Arrange the material below as a two-column CSV with the header input,output. Each row should hold one entry's text and its answer, each in a single quoted field with line breaks replaced by spaces, and every entry should be included.

>> START DATA TO USE

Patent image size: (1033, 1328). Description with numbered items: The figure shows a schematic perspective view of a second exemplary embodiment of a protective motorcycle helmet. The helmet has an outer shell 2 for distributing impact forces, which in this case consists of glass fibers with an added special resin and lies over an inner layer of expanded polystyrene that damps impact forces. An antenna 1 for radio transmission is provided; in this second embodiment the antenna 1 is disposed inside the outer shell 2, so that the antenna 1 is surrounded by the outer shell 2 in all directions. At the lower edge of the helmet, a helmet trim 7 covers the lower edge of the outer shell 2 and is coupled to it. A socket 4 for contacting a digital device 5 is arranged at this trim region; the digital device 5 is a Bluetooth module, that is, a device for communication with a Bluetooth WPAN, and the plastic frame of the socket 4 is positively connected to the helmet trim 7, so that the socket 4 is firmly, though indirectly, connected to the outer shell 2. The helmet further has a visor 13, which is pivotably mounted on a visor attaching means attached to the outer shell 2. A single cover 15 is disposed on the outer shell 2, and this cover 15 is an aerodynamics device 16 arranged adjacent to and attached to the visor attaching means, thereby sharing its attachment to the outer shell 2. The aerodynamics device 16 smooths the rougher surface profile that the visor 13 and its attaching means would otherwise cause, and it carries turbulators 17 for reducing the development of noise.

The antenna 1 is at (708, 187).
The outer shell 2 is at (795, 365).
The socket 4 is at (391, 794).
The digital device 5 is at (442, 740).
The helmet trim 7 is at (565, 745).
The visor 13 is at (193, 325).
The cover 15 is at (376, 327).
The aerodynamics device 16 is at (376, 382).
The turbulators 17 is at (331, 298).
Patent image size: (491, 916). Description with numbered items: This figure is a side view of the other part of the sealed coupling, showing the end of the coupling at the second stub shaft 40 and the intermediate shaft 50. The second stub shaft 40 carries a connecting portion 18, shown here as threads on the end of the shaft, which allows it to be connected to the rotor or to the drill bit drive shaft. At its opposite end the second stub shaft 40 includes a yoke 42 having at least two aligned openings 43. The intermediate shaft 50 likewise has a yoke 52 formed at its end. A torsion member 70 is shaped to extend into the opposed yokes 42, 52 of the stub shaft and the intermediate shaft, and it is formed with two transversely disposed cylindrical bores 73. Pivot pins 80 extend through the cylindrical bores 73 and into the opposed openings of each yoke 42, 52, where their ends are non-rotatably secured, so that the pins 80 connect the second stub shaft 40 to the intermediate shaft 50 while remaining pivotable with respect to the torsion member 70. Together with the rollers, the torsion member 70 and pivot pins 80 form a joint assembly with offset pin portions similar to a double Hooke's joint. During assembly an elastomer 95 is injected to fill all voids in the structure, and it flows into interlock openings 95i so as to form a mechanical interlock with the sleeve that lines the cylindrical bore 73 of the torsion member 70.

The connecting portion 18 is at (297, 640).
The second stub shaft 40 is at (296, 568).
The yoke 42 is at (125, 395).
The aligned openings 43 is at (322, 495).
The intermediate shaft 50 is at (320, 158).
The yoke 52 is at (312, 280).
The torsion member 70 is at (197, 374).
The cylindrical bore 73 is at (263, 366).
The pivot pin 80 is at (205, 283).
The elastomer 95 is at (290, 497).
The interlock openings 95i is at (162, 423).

>> END DATA TO USE

** SOLUTION **
input,output
"Patent image size: (1033, 1328). Description with numbered items: The figure shows a schematic perspective view of a second exemplary embodiment of a protective motorcycle helmet. The helmet has an outer shell 2 for distributing impact forces, which in this case consists of glass fibers with an added special resin and lies over an inner layer of expanded polystyrene that damps impact forces. An antenna 1 for radio transmission is provided; in this second embodiment the antenna 1 is disposed inside the outer shell 2, so that the antenna 1 is surrounded by the outer shell 2 in all directions. At the lower edge of the helmet, a helmet trim 7 covers the lower edge of the outer shell 2 and is coupled to it. A socket 4 for contacting a digital device 5 is arranged at this trim region; the digital device 5 is a Bluetooth module, that is, a device for communication with a Bluetooth WPAN, and the plastic frame of the socket 4 is positively connected to the helmet trim 7, so that the socket 4 is firmly, though indirectly, connected to the outer shell 2. The helmet further has a visor 13, which is pivotably mounted on a visor attaching means attached to the outer shell 2. A single cover 15 is disposed on the outer shell 2, and this cover 15 is an aerodynamics device 16 arranged adjacent to and attached to the visor attaching means, thereby sharing its attachment to the outer shell 2. The aerodynamics device 16 smooths the rougher surface profile that the visor 13 and its attaching means would otherwise cause, and it carries turbulators 17 for reducing the development of noise.","The antenna 1 is at (708, 187). The outer shell 2 is at (795, 365). The socket 4 is at (391, 794). The digital device 5 is at (442, 740). The helmet trim 7 is at (565, 745). The visor 13 is at (193, 325). The cover 15 is at (376, 327). The aerodynamics device 16 is at (376, 382). The turbulators 17 is at (331, 298)."
"Patent image size: (491, 916). Description with numbered items: This figure is a side view of the other part of the sealed coupling, showing the end of the coupling at the second stub shaft 40 and the intermediate shaft 50. The second stub shaft 40 carries a connecting portion 18, shown here as threads on the end of the shaft, which allows it to be connected to the rotor or to the drill bit drive shaft. At its opposite end the second stub shaft 40 includes a yoke 42 having at least two aligned openings 43. The intermediate shaft 50 likewise has a yoke 52 formed at its end. A torsion member 70 is shaped to extend into the opposed yokes 42, 52 of the stub shaft and the intermediate shaft, and it is formed with two transversely disposed cylindrical bores 73. Pivot pins 80 extend through the cylindrical bores 73 and into the opposed openings of each yoke 42, 52, where their ends are non-rotatably secured, so that the pins 80 connect the second stub shaft 40 to the intermediate shaft 50 while remaining pivotable with respect to the torsion member 70. Together with the rollers, the torsion member 70 and pivot pins 80 form a joint assembly with offset pin portions similar to a double Hooke's joint. During assembly an elastomer 95 is injected to fill all voids in the structure, and it flows into interlock openings 95i so as to form a mechanical interlock with the sleeve that lines the cylindrical bore 73 of the torsion member 70.","The connecting portion 18 is at (297, 640). The second stub shaft 40 is at (296, 568). The yoke 42 is at (125, 395). The aligned openings 43 is at (322, 495). The intermediate shaft 50 is at (320, 158). The yoke 52 is at (312, 280). The torsion member 70 is at (197, 374). The cylindrical bore 73 is at (263, 366). The pivot pin 80 is at (205, 283). The elastomer 95 is at (290, 497). The interlock openings 95i is at (162, 423)."